What is needed
Edit the records from the line with "y-left-tick-label: 17.5 [25,104,54,119]" to the line with "wind-direction-point [312,406,322,416]" by replacing "Wind Speed" with "Wind Velocity". Give back only those lines, otherwise unchanged.

Task data
━━━━━━━━

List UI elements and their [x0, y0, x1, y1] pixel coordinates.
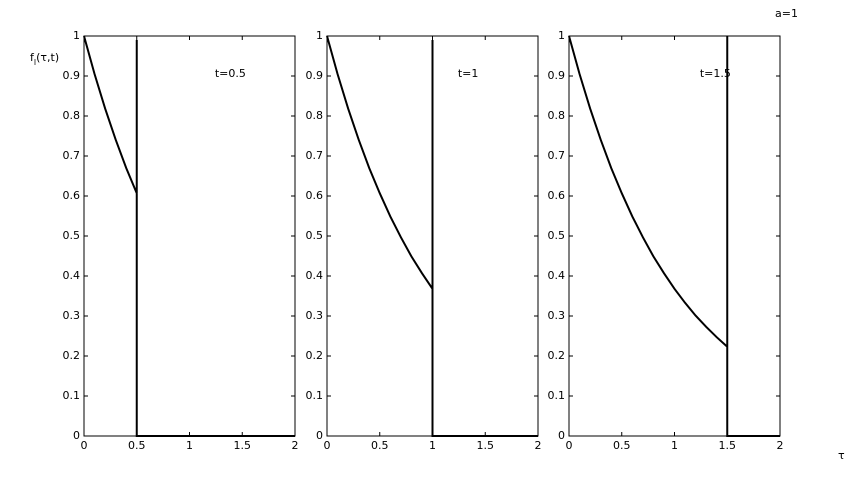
y-tick-label: 0.5 — [63, 229, 81, 242]
y-tick-label: 0.1 — [306, 389, 324, 402]
line — [83, 35, 295, 437]
x-tick-label: 1 — [671, 439, 678, 452]
y-tick-label: 0.6 — [306, 189, 324, 202]
x-tick-label: 0.5 — [128, 439, 146, 452]
line — [568, 35, 780, 437]
y-tick-label: 0.7 — [306, 149, 324, 162]
y-tick-label: 0 — [73, 429, 80, 442]
x-tick-label: 1.5 — [719, 439, 737, 452]
x-tick-label: 0.5 — [613, 439, 631, 452]
axes-box — [568, 35, 781, 437]
note: a=1 — [775, 7, 798, 20]
y-tick-label: 0.1 — [548, 389, 566, 402]
axes-box — [83, 35, 296, 437]
x-tick-label: 1.5 — [234, 439, 252, 452]
y-tick-label: 0.8 — [63, 109, 81, 122]
x-tick-label: 2 — [535, 439, 542, 452]
x-tick-label: 2 — [777, 439, 784, 452]
line — [326, 35, 538, 437]
annotation: t=1.5 — [700, 67, 731, 80]
annotation: t=0.5 — [215, 67, 246, 80]
y-tick-label: 0.9 — [306, 69, 324, 82]
y-tick-label: 0 — [558, 429, 565, 442]
y-tick-label: 0.7 — [63, 149, 81, 162]
x-tick-label: 0 — [566, 439, 573, 452]
y-tick-label: 0.4 — [548, 269, 566, 282]
y-tick-label: 1 — [558, 29, 565, 42]
y-tick-label: 0.3 — [548, 309, 566, 322]
y-tick-label: 0 — [316, 429, 323, 442]
annotation: t=1 — [458, 67, 479, 80]
y-label-part: (τ,t) — [36, 51, 59, 64]
y-tick-label: 0.5 — [548, 229, 566, 242]
x-axis-label: τ — [838, 449, 845, 462]
y-tick-label: 0.1 — [63, 389, 81, 402]
x-tick-label: 2 — [292, 439, 299, 452]
y-tick-label: 0.4 — [63, 269, 81, 282]
y-label-part: l — [34, 58, 36, 67]
y-label-part: f — [30, 51, 35, 64]
y-tick-label: 0.9 — [63, 69, 81, 82]
y-tick-label: 0.8 — [548, 109, 566, 122]
x-tick-label: 1 — [186, 439, 193, 452]
y-tick-label: 0.6 — [63, 189, 81, 202]
y-tick-label: 0.2 — [548, 349, 566, 362]
y-tick-label: 0.6 — [548, 189, 566, 202]
x-tick-label: 0.5 — [371, 439, 389, 452]
y-tick-label: 0.2 — [63, 349, 81, 362]
y-tick-label: 0.3 — [63, 309, 81, 322]
y-tick-label: 0.9 — [548, 69, 566, 82]
x-tick-label: 0 — [81, 439, 88, 452]
y-tick-label: 1 — [73, 29, 80, 42]
y-tick-label: 0.5 — [306, 229, 324, 242]
y-tick-label: 0.7 — [548, 149, 566, 162]
y-axis-label: fl(τ,t) — [30, 51, 59, 67]
y-tick-label: 1 — [316, 29, 323, 42]
x-tick-label: 1 — [429, 439, 436, 452]
y-tick-label: 0.3 — [306, 309, 324, 322]
y-tick-label: 0.4 — [306, 269, 324, 282]
x-tick-label: 0 — [324, 439, 331, 452]
y-tick-label: 0.2 — [306, 349, 324, 362]
x-tick-label: 1.5 — [477, 439, 495, 452]
y-tick-label: 0.8 — [306, 109, 324, 122]
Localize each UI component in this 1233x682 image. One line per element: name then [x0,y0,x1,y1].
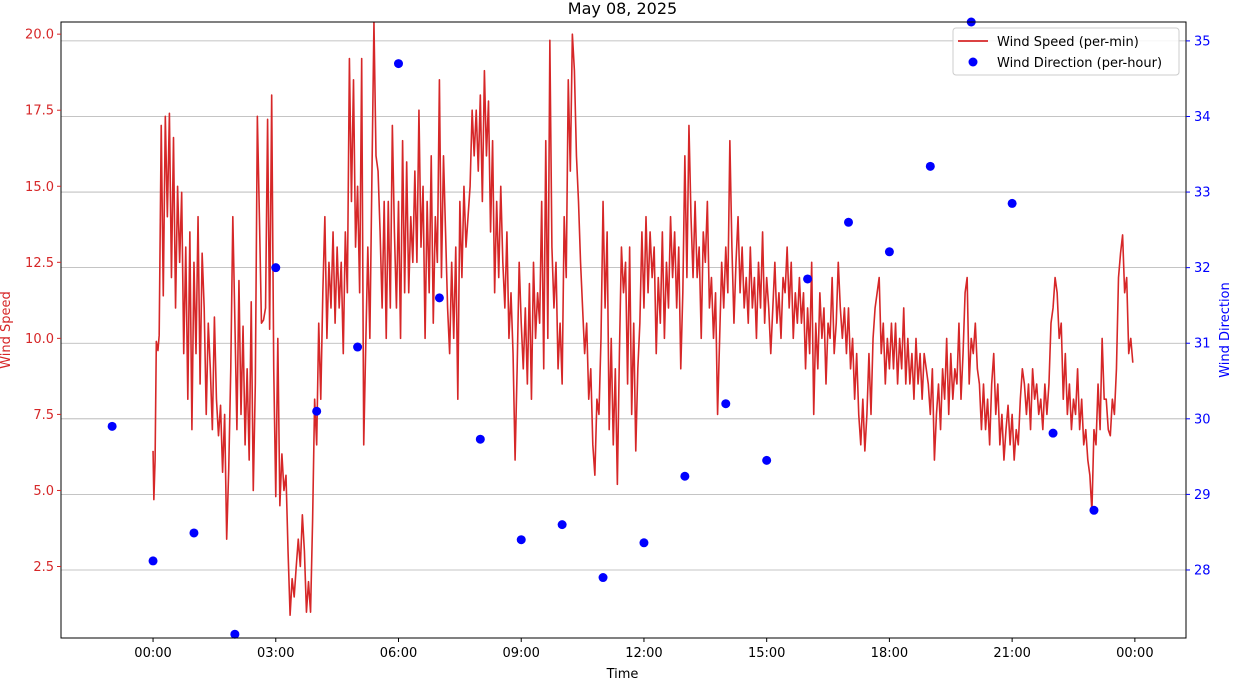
y-left-tick-label: 17.5 [25,104,54,119]
y-left-tick-label: 10.0 [25,332,54,347]
x-tick-label: 18:00 [871,646,908,661]
chart-title: May 08, 2025 [568,0,677,18]
plot-frame [60,21,1187,639]
x-axis-title: Time [606,667,639,682]
legend-box [952,27,1180,76]
y-right-tick-label: 34 [1194,110,1211,125]
y-left-tick-label: 20.0 [25,28,54,43]
y-axis-left-title: Wind Speed [0,291,14,369]
wind-direction-point [1007,198,1017,208]
y-right-tick-label: 32 [1194,261,1211,276]
wind-direction-point [884,247,894,257]
wind-direction-point [312,406,322,416]
y-right-tick-label: 28 [1194,563,1211,578]
y-right-tick-label: 33 [1194,186,1211,201]
x-tick-label: 09:00 [502,646,539,661]
wind-direction-point [844,217,853,227]
wind-direction-point [107,421,117,431]
y-axis-left: 2.5 5.0 7.5 10.0 12.5 15.0 17.5 20.0 [25,28,61,575]
x-tick-label: 03:00 [257,646,294,661]
wind-direction-point [557,520,567,530]
legend: Wind Speed (per-min) Wind Direction (per… [952,27,1180,76]
x-tick-label: 21:00 [993,646,1030,661]
legend-direction-label: Wind Direction (per-hour) [997,56,1162,71]
wind-direction-point [516,535,526,545]
y-right-tick-label: 30 [1194,412,1211,427]
y-axis-right-title: Wind Direction [1218,282,1233,378]
x-tick-label: 00:00 [134,646,171,661]
y-right-tick-label: 31 [1194,337,1211,352]
wind-direction-point [1048,428,1058,438]
wind-direction-point [639,538,649,548]
y-axis-right: 28 29 30 31 32 33 34 35 [1186,34,1211,578]
wind-direction-point [803,274,813,284]
y-left-tick-label: 12.5 [25,256,54,271]
y-left-tick-label: 15.0 [25,180,54,195]
wind-direction-point [230,629,240,639]
x-tick-label: 12:00 [625,646,662,661]
wind-speed-line [152,22,1134,616]
x-axis: 00:00 03:00 06:00 09:00 12:00 15:00 18:00 21:00… [134,638,1154,661]
y-right-tick-label: 35 [1194,34,1211,49]
wind-direction-point [394,59,403,69]
x-tick-label: 15:00 [748,646,785,661]
legend-direction-swatch [968,57,978,67]
x-tick-label: 00:00 [1116,646,1153,661]
legend-speed-label: Wind Speed (per-min) [997,35,1139,50]
grid-lines [61,40,1186,571]
y-left-tick-label: 5.0 [33,484,54,499]
wind-speed-series [152,22,1134,616]
wind-direction-point [598,573,608,583]
wind-direction-point [148,556,158,566]
wind-direction-point [762,455,772,465]
wind-direction-point [680,471,690,481]
x-tick-label: 06:00 [380,646,417,661]
wind-direction-point [189,528,199,538]
y-right-tick-label: 29 [1194,488,1211,503]
wind-direction-point [475,434,485,444]
wind-direction-point [721,399,731,409]
y-left-tick-label: 2.5 [33,560,54,575]
y-left-tick-label: 7.5 [33,408,54,423]
wind-direction-point [1089,505,1099,515]
wind-direction-point [434,293,444,303]
wind-direction-series [107,17,1099,639]
wind-direction-point [925,161,935,171]
wind-direction-point [271,263,281,273]
wind-direction-point [353,342,363,352]
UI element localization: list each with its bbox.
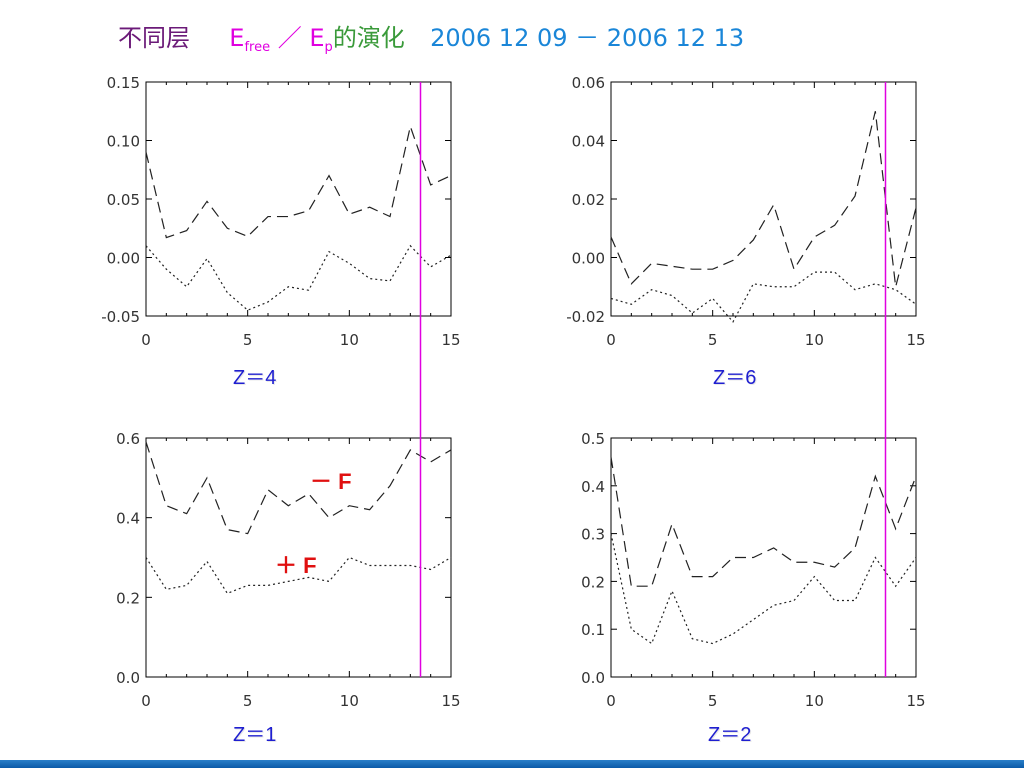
y-tick-label: 0.6 <box>116 430 140 448</box>
title-date-range: 2006 12 09 － 2006 12 13 <box>430 24 745 52</box>
y-tick-label: 0.2 <box>116 589 140 607</box>
x-tick-label: 15 <box>906 331 925 349</box>
x-tick-label: 0 <box>606 331 616 349</box>
title-slash: ／ <box>277 24 302 52</box>
series-dashed-z2 <box>610 457 917 587</box>
x-tick-label: 15 <box>441 331 460 349</box>
x-tick-label: 10 <box>805 692 824 710</box>
y-tick-label: 0.04 <box>572 133 605 151</box>
y-tick-label: 0.06 <box>572 74 605 92</box>
x-tick-label: 5 <box>243 331 253 349</box>
series-dotted-z6 <box>610 271 917 323</box>
annotation-plus-f: ＋ F <box>275 553 317 578</box>
plot-frame-z2 <box>610 437 917 678</box>
y-tick-label: 0.4 <box>116 510 140 528</box>
series-dotted-z2 <box>610 533 917 645</box>
panel-label-z2: Z＝2 <box>708 724 752 746</box>
slide-title: 不同层 Efree ／ Ep的演化 2006 12 09 － 2006 12 1… <box>118 18 744 58</box>
bottom-bar <box>0 760 1024 768</box>
series-dotted-z1 <box>145 556 452 595</box>
panel-label-z1: Z＝1 <box>233 724 277 746</box>
y-tick-label: 0.5 <box>581 430 605 448</box>
x-tick-label: 0 <box>141 331 151 349</box>
y-tick-label: -0.05 <box>101 308 140 326</box>
plot-frame-z6 <box>610 81 917 317</box>
title-e1: E <box>229 24 245 52</box>
y-tick-label: 0.3 <box>581 526 605 544</box>
y-tick-label: 0.02 <box>572 191 605 209</box>
y-tick-label: 0.00 <box>572 250 605 268</box>
y-tick-label: 0.10 <box>107 133 140 151</box>
title-e-free: Efree <box>229 24 271 55</box>
series-dashed-z1 <box>145 441 452 535</box>
x-tick-label: 15 <box>906 692 925 710</box>
x-tick-label: 5 <box>708 692 718 710</box>
series-dashed-z4 <box>145 124 452 239</box>
x-tick-label: 0 <box>141 692 151 710</box>
y-tick-label: -0.02 <box>566 308 605 326</box>
x-tick-label: 5 <box>708 331 718 349</box>
title-e1-subscript: free <box>244 40 271 55</box>
title-suffix: 的演化 <box>332 24 405 52</box>
plot-frame-z4 <box>145 81 452 317</box>
title-e2: E <box>309 24 325 52</box>
annotation-minus-f: － F <box>310 469 352 494</box>
x-tick-label: 15 <box>441 692 460 710</box>
y-tick-label: 0.00 <box>107 250 140 268</box>
y-tick-label: 0.15 <box>107 74 140 92</box>
x-tick-label: 5 <box>243 692 253 710</box>
y-tick-label: 0.0 <box>581 669 605 687</box>
y-tick-label: 0.4 <box>581 478 605 496</box>
title-prefix: 不同层 <box>118 24 190 52</box>
title-e2-subscript: p <box>324 40 333 55</box>
y-tick-label: 0.0 <box>116 669 140 687</box>
y-tick-label: 0.05 <box>107 191 140 209</box>
x-tick-label: 10 <box>805 331 824 349</box>
series-dotted-z4 <box>145 244 452 311</box>
title-e-p: Ep <box>309 24 333 55</box>
panel-label-z4: Z＝4 <box>233 367 277 389</box>
x-tick-label: 10 <box>340 331 359 349</box>
y-tick-label: 0.1 <box>581 621 605 639</box>
x-tick-label: 0 <box>606 692 616 710</box>
x-tick-label: 10 <box>340 692 359 710</box>
series-dashed-z6 <box>610 111 917 287</box>
y-tick-label: 0.2 <box>581 573 605 591</box>
panel-label-z6: Z＝6 <box>713 367 757 389</box>
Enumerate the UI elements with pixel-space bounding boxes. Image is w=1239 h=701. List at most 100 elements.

━━━━━━━━

Reply
y-left-tick-label: 17.5 [25,104,54,119]
y-left-tick-label: 10.0 [25,332,54,347]
x-tick-label: 18:00 [871,646,908,661]
chart-title: May 08, 2025 [568,0,677,18]
plot-frame [60,21,1187,639]
x-axis-title: Time [606,667,639,682]
legend-box [952,27,1180,76]
y-right-tick-label: 34 [1194,110,1211,125]
y-left-tick-label: 20.0 [25,28,54,43]
y-axis-left-title: Wind Velocity [0,291,14,369]
wind-direction-point [1007,198,1017,208]
y-right-tick-label: 32 [1194,261,1211,276]
wind-direction-point [884,247,894,257]
wind-direction-point [312,406,322,416]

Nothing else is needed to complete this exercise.